[Aim]: Return the listing word for word, as given.

--- Supplied entries ---

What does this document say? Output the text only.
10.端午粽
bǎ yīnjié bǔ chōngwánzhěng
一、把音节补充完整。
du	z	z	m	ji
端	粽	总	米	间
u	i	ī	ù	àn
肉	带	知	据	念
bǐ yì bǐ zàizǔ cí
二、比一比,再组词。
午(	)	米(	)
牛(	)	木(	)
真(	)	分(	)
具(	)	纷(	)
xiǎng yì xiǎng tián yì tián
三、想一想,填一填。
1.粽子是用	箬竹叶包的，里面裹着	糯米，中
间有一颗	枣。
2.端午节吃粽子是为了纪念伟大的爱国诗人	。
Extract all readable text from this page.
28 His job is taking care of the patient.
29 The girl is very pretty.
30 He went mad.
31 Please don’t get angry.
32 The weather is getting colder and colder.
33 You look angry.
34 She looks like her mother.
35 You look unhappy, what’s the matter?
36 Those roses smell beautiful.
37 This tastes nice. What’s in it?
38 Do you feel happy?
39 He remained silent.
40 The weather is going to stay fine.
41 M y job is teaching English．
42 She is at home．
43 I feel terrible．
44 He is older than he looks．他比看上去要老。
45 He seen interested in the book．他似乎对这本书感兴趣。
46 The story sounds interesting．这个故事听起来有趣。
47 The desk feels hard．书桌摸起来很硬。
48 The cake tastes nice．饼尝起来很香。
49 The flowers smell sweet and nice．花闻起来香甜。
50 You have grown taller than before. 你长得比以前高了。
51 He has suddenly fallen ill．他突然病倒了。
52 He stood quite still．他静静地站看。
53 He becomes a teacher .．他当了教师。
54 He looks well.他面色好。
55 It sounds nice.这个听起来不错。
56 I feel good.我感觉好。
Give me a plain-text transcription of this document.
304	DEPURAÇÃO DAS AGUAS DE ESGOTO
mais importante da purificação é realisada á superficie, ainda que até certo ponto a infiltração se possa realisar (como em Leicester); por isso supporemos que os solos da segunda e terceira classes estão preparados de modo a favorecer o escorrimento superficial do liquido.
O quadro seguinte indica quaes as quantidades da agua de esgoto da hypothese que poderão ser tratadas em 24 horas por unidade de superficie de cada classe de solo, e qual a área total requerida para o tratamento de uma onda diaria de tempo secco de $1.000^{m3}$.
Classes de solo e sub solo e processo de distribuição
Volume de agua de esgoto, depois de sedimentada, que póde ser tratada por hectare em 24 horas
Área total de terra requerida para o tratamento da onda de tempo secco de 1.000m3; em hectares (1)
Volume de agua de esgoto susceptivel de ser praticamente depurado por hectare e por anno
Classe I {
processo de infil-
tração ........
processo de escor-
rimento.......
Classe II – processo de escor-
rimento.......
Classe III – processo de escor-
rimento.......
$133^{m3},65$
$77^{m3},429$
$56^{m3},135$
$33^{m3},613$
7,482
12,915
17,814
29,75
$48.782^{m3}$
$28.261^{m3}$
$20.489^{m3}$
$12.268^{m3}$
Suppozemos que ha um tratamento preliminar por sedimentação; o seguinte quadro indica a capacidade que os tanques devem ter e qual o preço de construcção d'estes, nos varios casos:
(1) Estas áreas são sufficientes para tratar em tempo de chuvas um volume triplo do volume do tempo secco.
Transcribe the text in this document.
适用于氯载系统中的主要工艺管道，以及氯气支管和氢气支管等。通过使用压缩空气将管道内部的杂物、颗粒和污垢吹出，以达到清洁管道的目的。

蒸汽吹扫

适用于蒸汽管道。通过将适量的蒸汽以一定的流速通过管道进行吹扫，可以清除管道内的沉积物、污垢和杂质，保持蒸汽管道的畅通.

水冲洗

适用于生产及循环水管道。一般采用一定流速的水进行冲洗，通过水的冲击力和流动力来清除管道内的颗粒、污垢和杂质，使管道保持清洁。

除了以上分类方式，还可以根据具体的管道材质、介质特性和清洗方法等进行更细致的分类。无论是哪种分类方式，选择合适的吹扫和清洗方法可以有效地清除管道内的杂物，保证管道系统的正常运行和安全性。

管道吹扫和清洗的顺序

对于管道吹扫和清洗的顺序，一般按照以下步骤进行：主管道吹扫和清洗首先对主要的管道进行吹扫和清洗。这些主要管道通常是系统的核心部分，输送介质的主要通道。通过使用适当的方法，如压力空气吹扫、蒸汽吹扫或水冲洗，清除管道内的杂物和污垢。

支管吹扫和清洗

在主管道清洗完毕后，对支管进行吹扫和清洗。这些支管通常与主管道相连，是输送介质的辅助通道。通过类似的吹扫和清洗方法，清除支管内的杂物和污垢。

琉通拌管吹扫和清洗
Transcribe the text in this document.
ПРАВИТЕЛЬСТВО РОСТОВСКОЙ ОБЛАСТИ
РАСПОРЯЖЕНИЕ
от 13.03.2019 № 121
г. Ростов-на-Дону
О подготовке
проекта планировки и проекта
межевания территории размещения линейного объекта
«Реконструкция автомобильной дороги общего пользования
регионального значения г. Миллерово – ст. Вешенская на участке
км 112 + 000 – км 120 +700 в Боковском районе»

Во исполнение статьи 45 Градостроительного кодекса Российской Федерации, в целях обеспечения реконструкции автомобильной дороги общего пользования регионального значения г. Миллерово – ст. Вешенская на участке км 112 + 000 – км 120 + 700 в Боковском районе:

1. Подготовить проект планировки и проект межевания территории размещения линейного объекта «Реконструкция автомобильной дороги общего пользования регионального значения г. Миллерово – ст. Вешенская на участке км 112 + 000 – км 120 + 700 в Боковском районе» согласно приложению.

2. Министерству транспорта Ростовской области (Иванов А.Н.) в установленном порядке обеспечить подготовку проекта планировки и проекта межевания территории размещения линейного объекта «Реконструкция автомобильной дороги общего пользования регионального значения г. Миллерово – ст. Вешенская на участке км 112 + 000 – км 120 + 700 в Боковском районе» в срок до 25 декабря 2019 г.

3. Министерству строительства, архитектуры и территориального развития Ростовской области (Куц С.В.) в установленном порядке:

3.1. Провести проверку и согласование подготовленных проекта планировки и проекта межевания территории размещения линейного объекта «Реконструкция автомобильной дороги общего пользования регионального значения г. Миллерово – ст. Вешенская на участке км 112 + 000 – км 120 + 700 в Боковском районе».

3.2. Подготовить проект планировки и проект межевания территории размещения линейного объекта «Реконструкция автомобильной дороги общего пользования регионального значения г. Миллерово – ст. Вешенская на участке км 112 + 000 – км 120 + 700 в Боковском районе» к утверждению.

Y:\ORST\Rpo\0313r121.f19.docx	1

---

[Written answer]:
What does this document say? Output the text only.
10.端午粽
bǎ yīnjié bǔ chōngwánzhěng
一、把音节补充完整。
du	z	z	m	ji
端	粽	总	米	间
u	i	ī	ù	àn
肉	带	知	据	念
bǐ yì bǐ zàizǔ cí
二、比一比,再组词。
午(	)	米(	)
牛(	)	木(	)
真(	)	分(	)
具(	)	纷(	)
xiǎng yì xiǎng tián yì tián
三、想一想,填一填。
1.粽子是用	箬竹叶包的，里面裹着	糯米，中
间有一颗	枣。
2.端午节吃粽子是为了纪念伟大的爱国诗人	。
Extract all readable text from this page.
28 His job is taking care of the patient.
29 The girl is very pretty.
30 He went mad.
31 Please don’t get angry.
32 The weather is getting colder and colder.
33 You look angry.
34 She looks like her mother.
35 You look unhappy, what’s the matter?
36 Those roses smell beautiful.
37 This tastes nice. What’s in it?
38 Do you feel happy?
39 He remained silent.
40 The weather is going to stay fine.
41 M y job is teaching English．
42 She is at home．
43 I feel terrible．
44 He is older than he looks．他比看上去要老。
45 He seen interested in the book．他似乎对这本书感兴趣。
46 The story sounds interesting．这个故事听起来有趣。
47 The desk feels hard．书桌摸起来很硬。
48 The cake tastes nice．饼尝起来很香。
49 The flowers smell sweet and nice．花闻起来香甜。
50 You have grown taller than before. 你长得比以前高了。
51 He has suddenly fallen ill．他突然病倒了。
52 He stood quite still．他静静地站看。
53 He becomes a teacher .．他当了教师。
54 He looks well.他面色好。
55 It sounds nice.这个听起来不错。
56 I feel good.我感觉好。
Give me a plain-text transcription of this document.
304	DEPURAÇÃO DAS AGUAS DE ESGOTO
mais importante da purificação é realisada á superficie, ainda que até certo ponto a infiltração se possa realisar (como em Leicester); por isso supporemos que os solos da segunda e terceira classes estão preparados de modo a favorecer o escorrimento superficial do liquido.
O quadro seguinte indica quaes as quantidades da agua de esgoto da hypothese que poderão ser tratadas em 24 horas por unidade de superficie de cada classe de solo, e qual a área total requerida para o tratamento de uma onda diaria de tempo secco de $1.000^{m3}$.
Classes de solo e sub solo e processo de distribuição
Volume de agua de esgoto, depois de sedimentada, que póde ser tratada por hectare em 24 horas
Área total de terra requerida para o tratamento da onda de tempo secco de 1.000m3; em hectares (1)
Volume de agua de esgoto susceptivel de ser praticamente depurado por hectare e por anno
Classe I {
processo de infil-
tração ........
processo de escor-
rimento.......
Classe II – processo de escor-
rimento.......
Classe III – processo de escor-
rimento.......
$133^{m3},65$
$77^{m3},429$
$56^{m3},135$
$33^{m3},613$
7,482
12,915
17,814
29,75
$48.782^{m3}$
$28.261^{m3}$
$20.489^{m3}$
$12.268^{m3}$
Suppozemos que ha um tratamento preliminar por sedimentação; o seguinte quadro indica a capacidade que os tanques devem ter e qual o preço de construcção d'estes, nos varios casos:
(1) Estas áreas são sufficientes para tratar em tempo de chuvas um volume triplo do volume do tempo secco.
Transcribe the text in this document.
适用于氯载系统中的主要工艺管道，以及氯气支管和氢气支管等。通过使用压缩空气将管道内部的杂物、颗粒和污垢吹出，以达到清洁管道的目的。

蒸汽吹扫

适用于蒸汽管道。通过将适量的蒸汽以一定的流速通过管道进行吹扫，可以清除管道内的沉积物、污垢和杂质，保持蒸汽管道的畅通.

水冲洗

适用于生产及循环水管道。一般采用一定流速的水进行冲洗，通过水的冲击力和流动力来清除管道内的颗粒、污垢和杂质，使管道保持清洁。

除了以上分类方式，还可以根据具体的管道材质、介质特性和清洗方法等进行更细致的分类。无论是哪种分类方式，选择合适的吹扫和清洗方法可以有效地清除管道内的杂物，保证管道系统的正常运行和安全性。

管道吹扫和清洗的顺序

对于管道吹扫和清洗的顺序，一般按照以下步骤进行：主管道吹扫和清洗首先对主要的管道进行吹扫和清洗。这些主要管道通常是系统的核心部分，输送介质的主要通道。通过使用适当的方法，如压力空气吹扫、蒸汽吹扫或水冲洗，清除管道内的杂物和污垢。

支管吹扫和清洗

在主管道清洗完毕后，对支管进行吹扫和清洗。这些支管通常与主管道相连，是输送介质的辅助通道。通过类似的吹扫和清洗方法，清除支管内的杂物和污垢。

琉通拌管吹扫和清洗
Transcribe the text in this document.
ПРАВИТЕЛЬСТВО РОСТОВСКОЙ ОБЛАСТИ
РАСПОРЯЖЕНИЕ
от 13.03.2019 № 121
г. Ростов-на-Дону
О подготовке
проекта планировки и проекта
межевания территории размещения линейного объекта
«Реконструкция автомобильной дороги общего пользования
регионального значения г. Миллерово – ст. Вешенская на участке
км 112 + 000 – км 120 +700 в Боковском районе»

Во исполнение статьи 45 Градостроительного кодекса Российской Федерации, в целях обеспечения реконструкции автомобильной дороги общего пользования регионального значения г. Миллерово – ст. Вешенская на участке км 112 + 000 – км 120 + 700 в Боковском районе:

1. Подготовить проект планировки и проект межевания территории размещения линейного объекта «Реконструкция автомобильной дороги общего пользования регионального значения г. Миллерово – ст. Вешенская на участке км 112 + 000 – км 120 + 700 в Боковском районе» согласно приложению.

2. Министерству транспорта Ростовской области (Иванов А.Н.) в установленном порядке обеспечить подготовку проекта планировки и проекта межевания территории размещения линейного объекта «Реконструкция автомобильной дороги общего пользования регионального значения г. Миллерово – ст. Вешенская на участке км 112 + 000 – км 120 + 700 в Боковском районе» в срок до 25 декабря 2019 г.

3. Министерству строительства, архитектуры и территориального развития Ростовской области (Куц С.В.) в установленном порядке:

3.1. Провести проверку и согласование подготовленных проекта планировки и проекта межевания территории размещения линейного объекта «Реконструкция автомобильной дороги общего пользования регионального значения г. Миллерово – ст. Вешенская на участке км 112 + 000 – км 120 + 700 в Боковском районе».

3.2. Подготовить проект планировки и проект межевания территории размещения линейного объекта «Реконструкция автомобильной дороги общего пользования регионального значения г. Миллерово – ст. Вешенская на участке км 112 + 000 – км 120 + 700 в Боковском районе» к утверждению.

Y:\ORST\Rpo\0313r121.f19.docx	1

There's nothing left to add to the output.